--- begin EXTRACTED MATERIAL ---

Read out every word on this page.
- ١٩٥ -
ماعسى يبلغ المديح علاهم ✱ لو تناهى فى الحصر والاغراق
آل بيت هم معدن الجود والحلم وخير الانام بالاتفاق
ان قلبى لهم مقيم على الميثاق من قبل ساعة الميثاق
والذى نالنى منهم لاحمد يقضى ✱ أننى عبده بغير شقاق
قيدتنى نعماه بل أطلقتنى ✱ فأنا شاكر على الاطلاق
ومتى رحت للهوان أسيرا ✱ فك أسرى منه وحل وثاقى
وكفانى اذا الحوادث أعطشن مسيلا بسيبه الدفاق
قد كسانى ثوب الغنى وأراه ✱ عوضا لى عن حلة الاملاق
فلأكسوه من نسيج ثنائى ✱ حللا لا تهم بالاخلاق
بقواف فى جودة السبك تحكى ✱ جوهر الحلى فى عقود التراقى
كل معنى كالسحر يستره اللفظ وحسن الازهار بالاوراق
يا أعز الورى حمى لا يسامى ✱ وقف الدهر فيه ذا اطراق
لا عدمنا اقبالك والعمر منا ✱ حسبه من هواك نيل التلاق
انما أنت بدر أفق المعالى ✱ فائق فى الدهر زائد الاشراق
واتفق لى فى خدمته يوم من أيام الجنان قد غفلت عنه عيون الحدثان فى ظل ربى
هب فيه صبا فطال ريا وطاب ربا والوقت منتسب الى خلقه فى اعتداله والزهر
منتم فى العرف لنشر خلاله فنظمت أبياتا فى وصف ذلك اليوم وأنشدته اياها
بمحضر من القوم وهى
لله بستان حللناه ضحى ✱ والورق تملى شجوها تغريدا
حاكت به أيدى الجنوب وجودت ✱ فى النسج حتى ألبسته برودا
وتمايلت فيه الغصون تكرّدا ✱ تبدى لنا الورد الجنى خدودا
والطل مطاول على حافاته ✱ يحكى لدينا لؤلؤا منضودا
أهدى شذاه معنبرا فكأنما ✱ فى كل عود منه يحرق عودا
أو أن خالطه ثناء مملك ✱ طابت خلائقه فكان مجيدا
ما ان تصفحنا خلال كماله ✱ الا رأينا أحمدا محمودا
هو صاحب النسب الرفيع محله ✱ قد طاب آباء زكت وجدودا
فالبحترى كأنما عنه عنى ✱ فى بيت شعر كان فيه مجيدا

--- end EXTRACTED MATERIAL ---

■ DIRECTIONS ■
Your task is to print the whole listing again exactly.

■ CORRECT RESULT ■
Read out every word on this page.
- ١٩٥ -
ماعسى يبلغ المديح علاهم ✱ لو تناهى فى الحصر والاغراق
آل بيت هم معدن الجود والحلم وخير الانام بالاتفاق
ان قلبى لهم مقيم على الميثاق من قبل ساعة الميثاق
والذى نالنى منهم لاحمد يقضى ✱ أننى عبده بغير شقاق
قيدتنى نعماه بل أطلقتنى ✱ فأنا شاكر على الاطلاق
ومتى رحت للهوان أسيرا ✱ فك أسرى منه وحل وثاقى
وكفانى اذا الحوادث أعطشن مسيلا بسيبه الدفاق
قد كسانى ثوب الغنى وأراه ✱ عوضا لى عن حلة الاملاق
فلأكسوه من نسيج ثنائى ✱ حللا لا تهم بالاخلاق
بقواف فى جودة السبك تحكى ✱ جوهر الحلى فى عقود التراقى
كل معنى كالسحر يستره اللفظ وحسن الازهار بالاوراق
يا أعز الورى حمى لا يسامى ✱ وقف الدهر فيه ذا اطراق
لا عدمنا اقبالك والعمر منا ✱ حسبه من هواك نيل التلاق
انما أنت بدر أفق المعالى ✱ فائق فى الدهر زائد الاشراق
واتفق لى فى خدمته يوم من أيام الجنان قد غفلت عنه عيون الحدثان فى ظل ربى
هب فيه صبا فطال ريا وطاب ربا والوقت منتسب الى خلقه فى اعتداله والزهر
منتم فى العرف لنشر خلاله فنظمت أبياتا فى وصف ذلك اليوم وأنشدته اياها
بمحضر من القوم وهى
لله بستان حللناه ضحى ✱ والورق تملى شجوها تغريدا
حاكت به أيدى الجنوب وجودت ✱ فى النسج حتى ألبسته برودا
وتمايلت فيه الغصون تكرّدا ✱ تبدى لنا الورد الجنى خدودا
والطل مطاول على حافاته ✱ يحكى لدينا لؤلؤا منضودا
أهدى شذاه معنبرا فكأنما ✱ فى كل عود منه يحرق عودا
أو أن خالطه ثناء مملك ✱ طابت خلائقه فكان مجيدا
ما ان تصفحنا خلال كماله ✱ الا رأينا أحمدا محمودا
هو صاحب النسب الرفيع محله ✱ قد طاب آباء زكت وجدودا
فالبحترى كأنما عنه عنى ✱ فى بيت شعر كان فيه مجيدا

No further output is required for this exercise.